▸ **WORK TO COMPLETE**: Return every line of the data below that contains the word "PROFESSION", matching uppercase and lowercase exactly.

[Start]

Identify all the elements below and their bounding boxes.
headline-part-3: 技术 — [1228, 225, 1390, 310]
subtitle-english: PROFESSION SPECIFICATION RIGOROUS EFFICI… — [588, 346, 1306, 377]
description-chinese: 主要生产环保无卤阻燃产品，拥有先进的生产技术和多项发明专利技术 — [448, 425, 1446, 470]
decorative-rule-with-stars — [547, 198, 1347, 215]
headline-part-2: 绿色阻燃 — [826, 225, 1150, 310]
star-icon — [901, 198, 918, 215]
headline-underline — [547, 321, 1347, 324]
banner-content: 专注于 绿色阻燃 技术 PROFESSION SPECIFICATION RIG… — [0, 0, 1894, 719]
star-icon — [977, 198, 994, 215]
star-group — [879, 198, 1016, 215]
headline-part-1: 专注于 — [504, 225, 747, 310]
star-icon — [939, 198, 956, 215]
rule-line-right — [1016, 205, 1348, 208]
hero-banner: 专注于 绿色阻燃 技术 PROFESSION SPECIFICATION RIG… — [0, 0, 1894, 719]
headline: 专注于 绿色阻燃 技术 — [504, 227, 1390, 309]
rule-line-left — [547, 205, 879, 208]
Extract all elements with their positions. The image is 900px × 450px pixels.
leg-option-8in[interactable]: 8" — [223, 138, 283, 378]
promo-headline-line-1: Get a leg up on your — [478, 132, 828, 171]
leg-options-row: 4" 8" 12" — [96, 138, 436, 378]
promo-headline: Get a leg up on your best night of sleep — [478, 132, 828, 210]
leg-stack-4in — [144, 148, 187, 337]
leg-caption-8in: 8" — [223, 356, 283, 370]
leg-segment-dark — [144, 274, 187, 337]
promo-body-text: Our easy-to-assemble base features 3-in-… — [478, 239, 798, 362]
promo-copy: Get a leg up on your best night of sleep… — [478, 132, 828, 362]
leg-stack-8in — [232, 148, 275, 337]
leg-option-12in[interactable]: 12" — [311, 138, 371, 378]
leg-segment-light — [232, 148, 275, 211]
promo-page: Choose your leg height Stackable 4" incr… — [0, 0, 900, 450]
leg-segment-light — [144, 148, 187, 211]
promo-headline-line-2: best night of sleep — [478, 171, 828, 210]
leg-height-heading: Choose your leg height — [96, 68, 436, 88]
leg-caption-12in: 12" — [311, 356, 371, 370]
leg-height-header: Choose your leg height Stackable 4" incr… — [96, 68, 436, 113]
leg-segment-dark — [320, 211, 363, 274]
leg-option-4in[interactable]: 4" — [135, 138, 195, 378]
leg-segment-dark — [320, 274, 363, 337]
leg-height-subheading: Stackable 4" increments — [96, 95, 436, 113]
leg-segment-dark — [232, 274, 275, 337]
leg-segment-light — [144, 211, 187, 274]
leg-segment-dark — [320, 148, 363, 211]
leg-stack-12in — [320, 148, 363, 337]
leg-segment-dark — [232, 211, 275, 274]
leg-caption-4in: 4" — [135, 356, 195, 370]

[End]

▸ **SOLUTION FOR THIS PROBLEM**:
subtitle-english: PROFESSION SPECIFICATION RIGOROUS EFFICI… — [588, 346, 1306, 377]
banner-content: 专注于 绿色阻燃 技术 PROFESSION SPECIFICATION RIG… — [0, 0, 1894, 719]
hero-banner: 专注于 绿色阻燃 技术 PROFESSION SPECIFICATION RIG… — [0, 0, 1894, 719]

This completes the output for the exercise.